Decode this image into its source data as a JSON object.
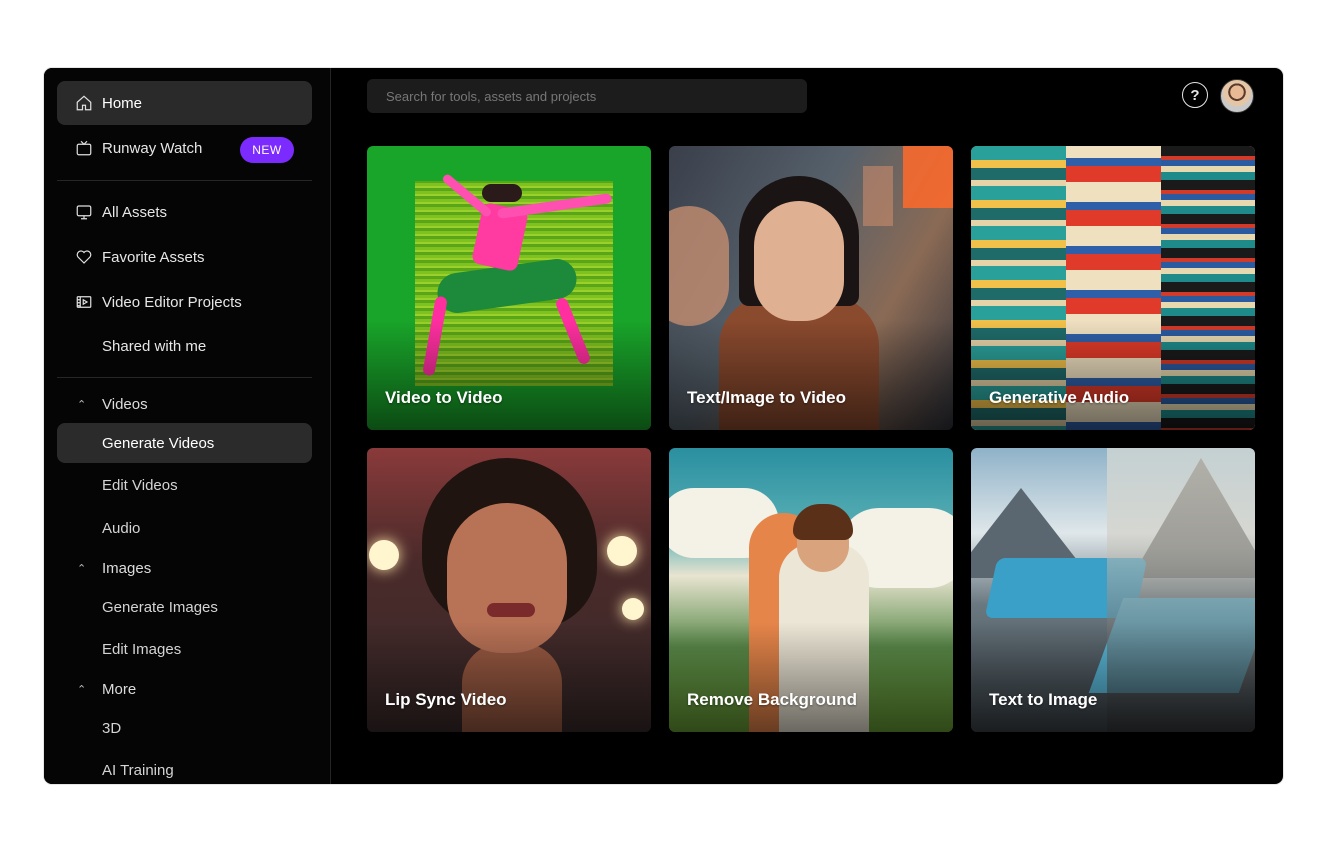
{
  "sidebar": {
    "home": "Home",
    "runway_watch": "Runway Watch",
    "new_badge": "NEW",
    "all_assets": "All Assets",
    "favorite_assets": "Favorite Assets",
    "video_editor_projects": "Video Editor Projects",
    "shared_with_me": "Shared with me",
    "videos_section": "Videos",
    "generate_videos": "Generate Videos",
    "edit_videos": "Edit Videos",
    "audio": "Audio",
    "images_section": "Images",
    "generate_images": "Generate Images",
    "edit_images": "Edit Images",
    "more_section": "More",
    "three_d": "3D",
    "ai_training": "AI Training"
  },
  "header": {
    "search_placeholder": "Search for tools, assets and projects",
    "help_glyph": "?"
  },
  "tools": [
    {
      "label": "Video to Video"
    },
    {
      "label": "Text/Image to Video"
    },
    {
      "label": "Generative Audio"
    },
    {
      "label": "Lip Sync Video"
    },
    {
      "label": "Remove Background"
    },
    {
      "label": "Text to Image"
    }
  ],
  "colors": {
    "accent_purple": "#7c2bff",
    "background": "#000000",
    "active_item": "#2a2a2a"
  }
}
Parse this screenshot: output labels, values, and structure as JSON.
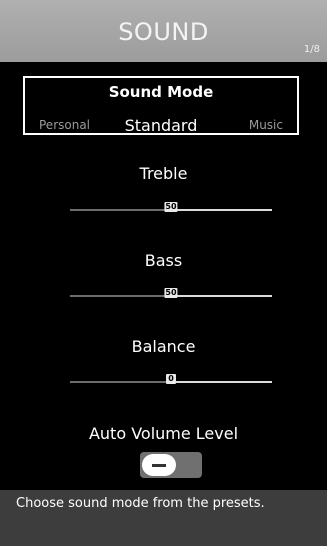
{
  "header": {
    "title": "SOUND",
    "page_indicator": "1/8"
  },
  "sound_mode": {
    "heading": "Sound Mode",
    "prev_option": "Personal",
    "selected": "Standard",
    "next_option": "Music"
  },
  "sliders": [
    {
      "label": "Treble",
      "value_text": "50",
      "fraction": 0.5
    },
    {
      "label": "Bass",
      "value_text": "50",
      "fraction": 0.5
    },
    {
      "label": "Balance",
      "value_text": "0",
      "fraction": 0.5
    }
  ],
  "auto_volume": {
    "label": "Auto Volume Level",
    "state": "off"
  },
  "footer": {
    "hint": "Choose sound mode from the presets."
  }
}
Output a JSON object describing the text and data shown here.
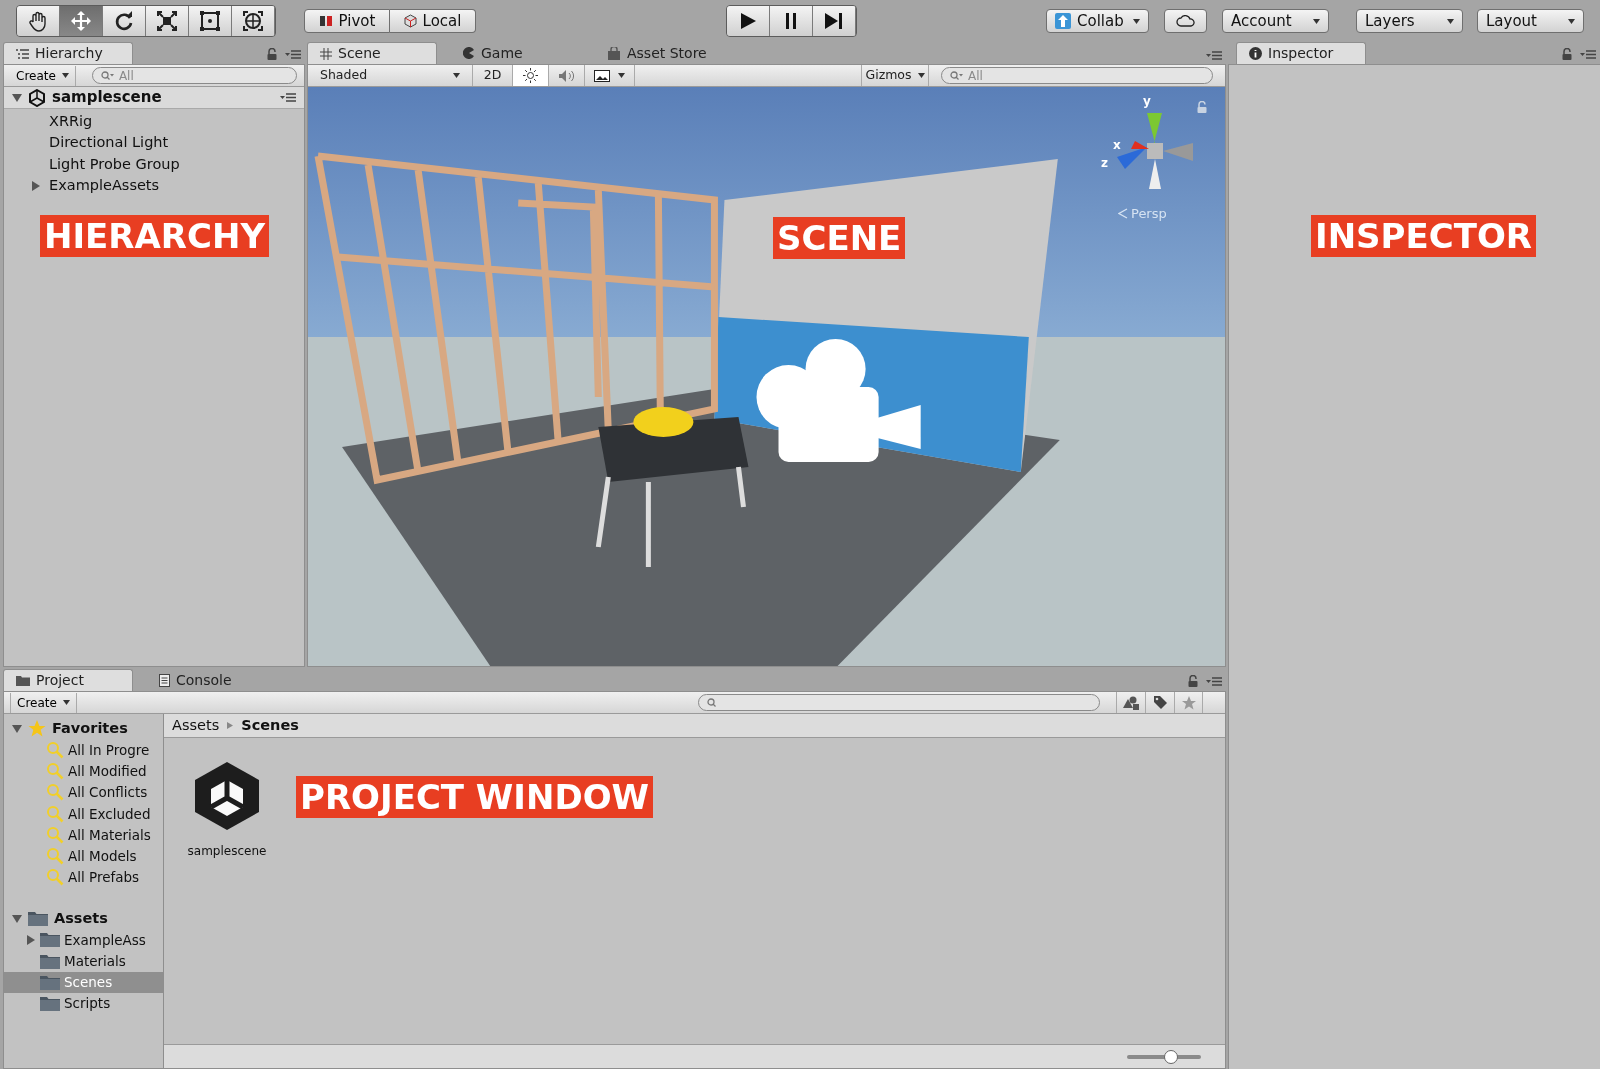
{
  "toolbar": {
    "transform_tools": [
      {
        "kind": "hand",
        "selected": false
      },
      {
        "kind": "move",
        "selected": true
      },
      {
        "kind": "rotate",
        "selected": false
      },
      {
        "kind": "scale",
        "selected": false
      },
      {
        "kind": "rect",
        "selected": false
      },
      {
        "kind": "transform",
        "selected": false
      }
    ],
    "pivot": "Pivot",
    "local": "Local",
    "play_controls": [
      {
        "kind": "play"
      },
      {
        "kind": "pause"
      },
      {
        "kind": "step"
      }
    ],
    "collab": "Collab",
    "account": "Account",
    "layers": "Layers",
    "layout": "Layout"
  },
  "hierarchy": {
    "tab": "Hierarchy",
    "create": "Create",
    "search_placeholder": "All",
    "scene": "samplescene",
    "items": [
      {
        "label": "XRRig",
        "kind": "leaf"
      },
      {
        "label": "Directional Light",
        "kind": "leaf"
      },
      {
        "label": "Light Probe Group",
        "kind": "leaf"
      },
      {
        "label": "ExampleAssets",
        "kind": "group",
        "expanded": false
      }
    ],
    "annotation": "HIERARCHY"
  },
  "scene_view": {
    "tabs": [
      {
        "label": "Scene",
        "kind": "scene",
        "selected": true
      },
      {
        "label": "Game",
        "kind": "game",
        "selected": false
      },
      {
        "label": "Asset Store",
        "kind": "store",
        "selected": false
      }
    ],
    "shading": "Shaded",
    "mode_2d": "2D",
    "lighting_on": true,
    "gizmos": "Gizmos",
    "search_placeholder": "All",
    "axes": {
      "y": "y",
      "x": "x",
      "z": "z"
    },
    "projection": "Persp",
    "annotation": "SCENE"
  },
  "inspector": {
    "tab": "Inspector",
    "annotation": "INSPECTOR"
  },
  "project": {
    "tabs": [
      {
        "label": "Project",
        "kind": "project",
        "selected": true
      },
      {
        "label": "Console",
        "kind": "console",
        "selected": false
      }
    ],
    "create": "Create",
    "favorites": {
      "label": "Favorites",
      "expanded": true,
      "items": [
        "All In Progre",
        "All Modified",
        "All Conflicts",
        "All Excluded",
        "All Materials",
        "All Models",
        "All Prefabs"
      ]
    },
    "assets": {
      "label": "Assets",
      "expanded": true,
      "children": [
        {
          "label": "ExampleAss",
          "kind": "group",
          "expanded": false,
          "selected": false
        },
        {
          "label": "Materials",
          "kind": "leaf",
          "selected": false
        },
        {
          "label": "Scenes",
          "kind": "leaf",
          "selected": true
        },
        {
          "label": "Scripts",
          "kind": "leaf",
          "selected": false
        }
      ]
    },
    "breadcrumb": [
      "Assets",
      "Scenes"
    ],
    "files": [
      {
        "label": "samplescene"
      }
    ],
    "annotation": "PROJECT WINDOW",
    "zoom": {
      "level": 0.6
    }
  }
}
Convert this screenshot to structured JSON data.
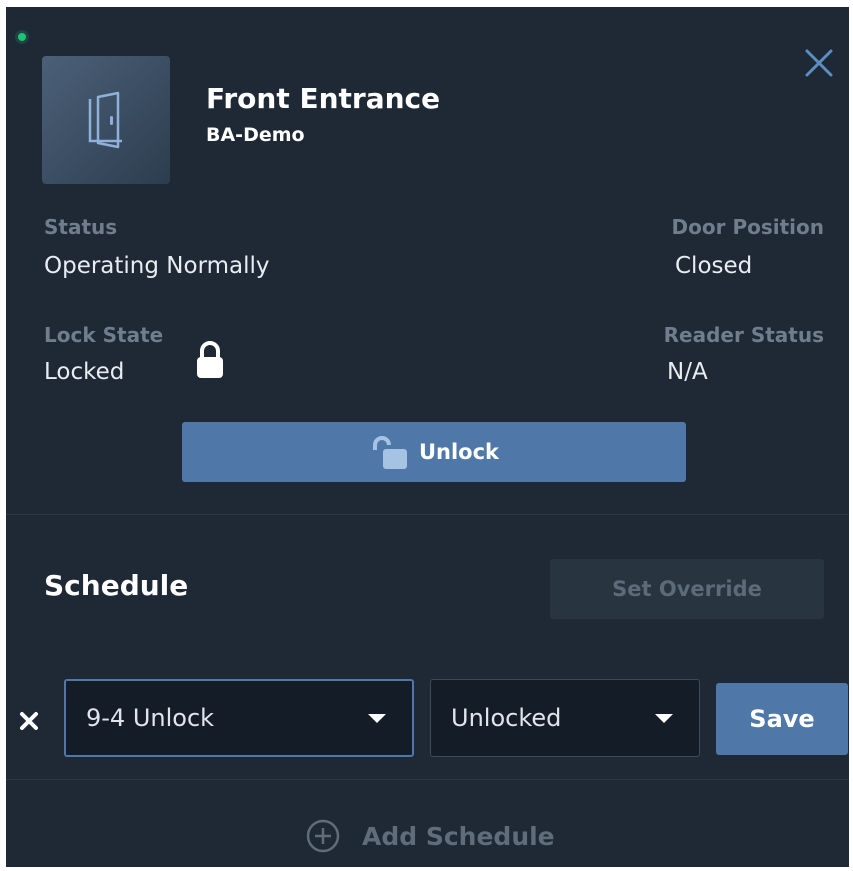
{
  "door": {
    "name": "Front Entrance",
    "site": "BA-Demo",
    "online_color": "#20c27a"
  },
  "status": {
    "label": "Status",
    "value": "Operating Normally"
  },
  "door_position": {
    "label": "Door Position",
    "value": "Closed"
  },
  "lock_state": {
    "label": "Lock State",
    "value": "Locked",
    "icon": "padlock-locked-icon"
  },
  "reader_status": {
    "label": "Reader Status",
    "value": "N/A"
  },
  "actions": {
    "unlock_label": "Unlock",
    "unlock_icon": "padlock-open-icon"
  },
  "schedule": {
    "title": "Schedule",
    "override_label": "Set Override",
    "rows": [
      {
        "schedule_value": "9-4 Unlock",
        "mode_value": "Unlocked",
        "save_label": "Save"
      }
    ],
    "add_label": "Add Schedule"
  },
  "colors": {
    "accent": "#4f78a8",
    "panel": "#1e2935"
  }
}
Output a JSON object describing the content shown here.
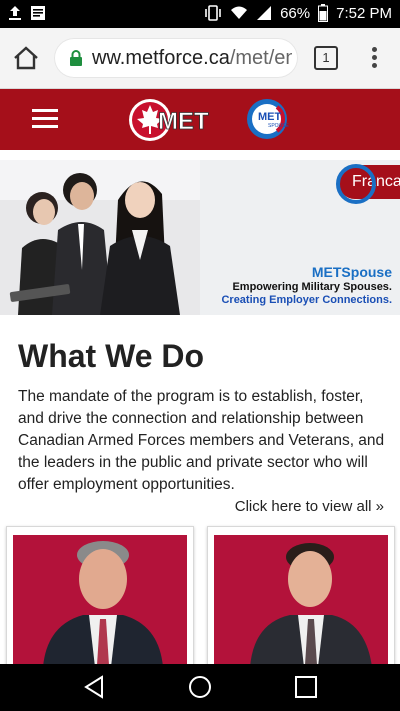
{
  "status_bar": {
    "battery": "66%",
    "time": "7:52 PM",
    "icons": [
      "upload-icon",
      "notes-icon",
      "vibrate-icon",
      "wifi-icon",
      "signal-icon",
      "battery-icon"
    ]
  },
  "browser": {
    "url_main": "ww.metforce.ca",
    "url_path": "/met/en/",
    "tab_count": "1"
  },
  "site_header": {
    "logo_text": "MET",
    "spouse_logo_text": "MET",
    "spouse_logo_sub": "SPOUSE"
  },
  "hero": {
    "language_button": "Franca",
    "brand": "METSpouse",
    "tagline": "Empowering Military Spouses.",
    "tagline2": "Creating Employer Connections."
  },
  "section": {
    "title": "What We Do",
    "body": "The mandate of the program is to establish, foster, and drive the connection and relationship between Canadian Armed Forces members and Veterans, and the leaders in the public and private sector who will offer employment opportunities.",
    "view_all": "Click here to view all »"
  },
  "colors": {
    "brand_red": "#a50f1a",
    "card_red": "#b3123a",
    "accent_blue": "#1a6fc4"
  }
}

**Work required**
Go through the records and show every line with the string "samplescene" in it.

**Exercise answer**
    "scene": "samplescene",
        "label": "samplescene"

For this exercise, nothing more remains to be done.